* Start Records for this task *

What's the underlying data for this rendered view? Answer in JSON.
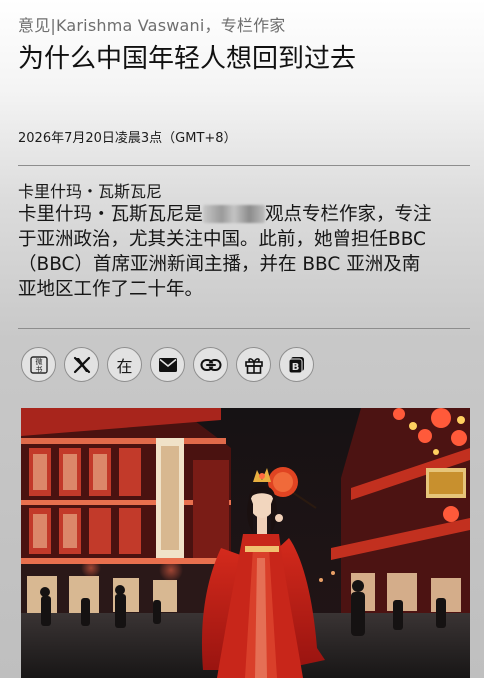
{
  "article": {
    "kicker": "意见|Karishma Vaswani，专栏作家",
    "headline": "为什么中国年轻人想回到过去",
    "dateline": "2026年7月20日凌晨3点（GMT+8）"
  },
  "author": {
    "name": "卡里什玛・瓦斯瓦尼",
    "bio_start": "卡里什玛・瓦斯瓦尼是",
    "bio_rest": "观点专栏作家，专注于亚洲政治，尤其关注中国。此前，她曾担任BBC（BBC）首席亚洲新闻主播，并在 BBC 亚洲及南亚地区工作了二十年。"
  },
  "share": {
    "buttons": [
      {
        "id": "weibo",
        "icon": "weibo-icon"
      },
      {
        "id": "x",
        "icon": "x-logo-icon"
      },
      {
        "id": "in",
        "icon": "linkedin-icon",
        "label": "在"
      },
      {
        "id": "email",
        "icon": "envelope-icon"
      },
      {
        "id": "link",
        "icon": "link-icon"
      },
      {
        "id": "gift",
        "icon": "gift-icon"
      },
      {
        "id": "bloomberg",
        "icon": "bloomberg-b-icon"
      }
    ],
    "weibo_glyph": "微\n书"
  },
  "photo": {
    "subject": "hero-photo-woman-in-red-hanfu-at-night-street"
  },
  "colors": {
    "lantern_red": "#c4201a",
    "night_sky": "#121212"
  }
}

* End Records for this task *

• Instructions for the task:
Each line that contains the string "photo" counts once; report how many such lines the entries have, giving only the number.

• Result of this task:
2